→ STATED GOAL
Copy out exactly the lines from the one containing "What data populates" to the end of the records below, both included, and nothing else.

→ RECORDS TO USE
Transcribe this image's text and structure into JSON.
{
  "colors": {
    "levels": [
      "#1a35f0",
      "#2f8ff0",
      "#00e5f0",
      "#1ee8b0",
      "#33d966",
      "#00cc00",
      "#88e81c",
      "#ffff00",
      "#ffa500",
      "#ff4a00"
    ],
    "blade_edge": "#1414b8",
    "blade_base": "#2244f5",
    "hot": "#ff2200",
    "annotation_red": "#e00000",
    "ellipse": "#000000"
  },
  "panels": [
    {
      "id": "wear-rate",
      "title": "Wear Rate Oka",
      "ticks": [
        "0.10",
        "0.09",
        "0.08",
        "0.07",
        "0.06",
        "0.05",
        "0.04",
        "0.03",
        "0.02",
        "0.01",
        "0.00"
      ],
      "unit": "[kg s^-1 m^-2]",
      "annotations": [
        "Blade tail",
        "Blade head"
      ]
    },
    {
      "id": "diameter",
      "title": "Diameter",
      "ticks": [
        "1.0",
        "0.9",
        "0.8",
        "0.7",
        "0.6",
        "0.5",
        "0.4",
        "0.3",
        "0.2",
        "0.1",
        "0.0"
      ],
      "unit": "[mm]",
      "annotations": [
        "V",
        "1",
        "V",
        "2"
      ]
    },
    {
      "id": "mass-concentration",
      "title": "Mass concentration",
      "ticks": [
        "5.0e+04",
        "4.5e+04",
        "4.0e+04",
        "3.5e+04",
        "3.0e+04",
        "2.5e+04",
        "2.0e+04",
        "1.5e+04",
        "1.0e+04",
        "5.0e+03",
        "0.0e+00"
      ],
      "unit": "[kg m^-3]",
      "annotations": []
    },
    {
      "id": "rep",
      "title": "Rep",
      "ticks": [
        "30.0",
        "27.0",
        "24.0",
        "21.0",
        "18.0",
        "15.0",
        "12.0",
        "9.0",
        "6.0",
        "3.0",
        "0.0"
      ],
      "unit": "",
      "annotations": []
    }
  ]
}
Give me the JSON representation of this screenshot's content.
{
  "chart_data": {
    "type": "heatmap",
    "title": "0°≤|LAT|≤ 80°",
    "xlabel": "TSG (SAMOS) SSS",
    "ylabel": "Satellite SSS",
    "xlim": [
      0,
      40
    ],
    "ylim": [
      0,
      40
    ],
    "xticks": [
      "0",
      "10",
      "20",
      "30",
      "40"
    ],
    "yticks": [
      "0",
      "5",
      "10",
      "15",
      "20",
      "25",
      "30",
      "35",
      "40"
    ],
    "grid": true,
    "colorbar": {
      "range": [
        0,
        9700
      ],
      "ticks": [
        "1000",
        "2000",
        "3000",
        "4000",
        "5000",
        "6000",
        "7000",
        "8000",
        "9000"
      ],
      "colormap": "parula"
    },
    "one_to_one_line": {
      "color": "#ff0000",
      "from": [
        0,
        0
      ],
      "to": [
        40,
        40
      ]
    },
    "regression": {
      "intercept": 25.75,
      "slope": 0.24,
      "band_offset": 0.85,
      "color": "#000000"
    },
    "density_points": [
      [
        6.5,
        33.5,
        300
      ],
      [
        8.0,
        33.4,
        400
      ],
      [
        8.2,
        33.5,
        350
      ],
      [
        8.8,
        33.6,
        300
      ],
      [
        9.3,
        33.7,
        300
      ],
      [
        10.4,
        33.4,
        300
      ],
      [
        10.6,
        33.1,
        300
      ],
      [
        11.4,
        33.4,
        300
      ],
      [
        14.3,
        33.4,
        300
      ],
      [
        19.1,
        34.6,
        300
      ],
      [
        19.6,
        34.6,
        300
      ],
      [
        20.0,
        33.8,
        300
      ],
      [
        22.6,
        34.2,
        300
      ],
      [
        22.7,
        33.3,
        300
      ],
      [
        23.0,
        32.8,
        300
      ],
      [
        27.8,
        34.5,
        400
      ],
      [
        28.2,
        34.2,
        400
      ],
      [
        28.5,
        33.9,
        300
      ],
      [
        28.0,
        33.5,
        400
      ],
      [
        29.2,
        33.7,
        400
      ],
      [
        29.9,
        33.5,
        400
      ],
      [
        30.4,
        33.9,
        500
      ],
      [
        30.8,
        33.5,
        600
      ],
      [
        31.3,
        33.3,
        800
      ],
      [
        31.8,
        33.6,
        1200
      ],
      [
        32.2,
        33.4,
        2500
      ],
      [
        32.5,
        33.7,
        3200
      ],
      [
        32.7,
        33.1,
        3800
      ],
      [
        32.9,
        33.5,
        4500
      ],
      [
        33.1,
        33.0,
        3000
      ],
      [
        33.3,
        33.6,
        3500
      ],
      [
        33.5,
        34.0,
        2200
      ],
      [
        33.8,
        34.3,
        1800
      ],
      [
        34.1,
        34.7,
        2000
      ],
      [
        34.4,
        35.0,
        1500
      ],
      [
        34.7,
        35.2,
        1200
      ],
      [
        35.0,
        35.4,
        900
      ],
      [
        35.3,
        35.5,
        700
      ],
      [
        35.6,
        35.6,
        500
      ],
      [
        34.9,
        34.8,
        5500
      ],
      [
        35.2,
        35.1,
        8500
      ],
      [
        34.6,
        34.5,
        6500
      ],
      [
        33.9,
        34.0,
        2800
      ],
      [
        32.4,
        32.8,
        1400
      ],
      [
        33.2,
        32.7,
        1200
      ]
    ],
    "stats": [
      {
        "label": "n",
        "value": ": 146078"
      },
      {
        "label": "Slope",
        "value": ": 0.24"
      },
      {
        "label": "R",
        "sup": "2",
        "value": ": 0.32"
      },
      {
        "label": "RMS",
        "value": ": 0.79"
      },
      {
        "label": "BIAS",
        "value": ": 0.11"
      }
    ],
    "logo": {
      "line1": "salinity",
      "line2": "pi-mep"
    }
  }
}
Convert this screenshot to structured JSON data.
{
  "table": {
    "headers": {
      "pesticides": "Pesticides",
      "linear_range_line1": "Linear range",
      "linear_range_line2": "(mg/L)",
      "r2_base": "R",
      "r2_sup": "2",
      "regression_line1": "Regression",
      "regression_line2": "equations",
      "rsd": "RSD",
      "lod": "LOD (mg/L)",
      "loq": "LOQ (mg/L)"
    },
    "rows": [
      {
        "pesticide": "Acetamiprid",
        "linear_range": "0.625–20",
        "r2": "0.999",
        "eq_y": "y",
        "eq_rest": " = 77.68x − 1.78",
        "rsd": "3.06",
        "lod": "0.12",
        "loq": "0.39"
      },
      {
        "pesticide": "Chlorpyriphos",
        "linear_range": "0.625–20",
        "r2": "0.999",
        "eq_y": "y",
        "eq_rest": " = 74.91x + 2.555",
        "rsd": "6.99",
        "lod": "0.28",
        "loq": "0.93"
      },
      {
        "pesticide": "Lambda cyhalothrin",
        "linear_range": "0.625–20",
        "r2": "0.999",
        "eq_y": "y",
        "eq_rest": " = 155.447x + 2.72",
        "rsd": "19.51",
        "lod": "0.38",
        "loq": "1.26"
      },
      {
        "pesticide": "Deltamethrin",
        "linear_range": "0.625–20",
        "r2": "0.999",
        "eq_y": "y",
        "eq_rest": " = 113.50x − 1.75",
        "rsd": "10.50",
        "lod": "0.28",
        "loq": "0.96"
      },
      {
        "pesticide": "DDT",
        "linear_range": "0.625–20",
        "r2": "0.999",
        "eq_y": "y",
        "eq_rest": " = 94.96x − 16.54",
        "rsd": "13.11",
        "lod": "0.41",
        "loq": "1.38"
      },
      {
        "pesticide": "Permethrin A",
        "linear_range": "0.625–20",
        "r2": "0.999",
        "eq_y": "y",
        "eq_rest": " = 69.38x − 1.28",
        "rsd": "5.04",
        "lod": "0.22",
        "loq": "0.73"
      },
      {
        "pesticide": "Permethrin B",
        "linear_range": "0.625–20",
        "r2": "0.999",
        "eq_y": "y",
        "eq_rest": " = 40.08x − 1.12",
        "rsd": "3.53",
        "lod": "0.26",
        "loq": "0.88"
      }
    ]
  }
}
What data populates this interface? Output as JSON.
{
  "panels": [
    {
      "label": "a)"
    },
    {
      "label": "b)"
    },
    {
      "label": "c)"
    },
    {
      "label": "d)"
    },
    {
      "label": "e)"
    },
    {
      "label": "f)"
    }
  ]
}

→ RESULT OF THIS EXERCISE
What data populates this interface? Output as JSON.
{
  "panels": [
    {
      "label": "a)"
    },
    {
      "label": "b)"
    },
    {
      "label": "c)"
    },
    {
      "label": "d)"
    },
    {
      "label": "e)"
    },
    {
      "label": "f)"
    }
  ]
}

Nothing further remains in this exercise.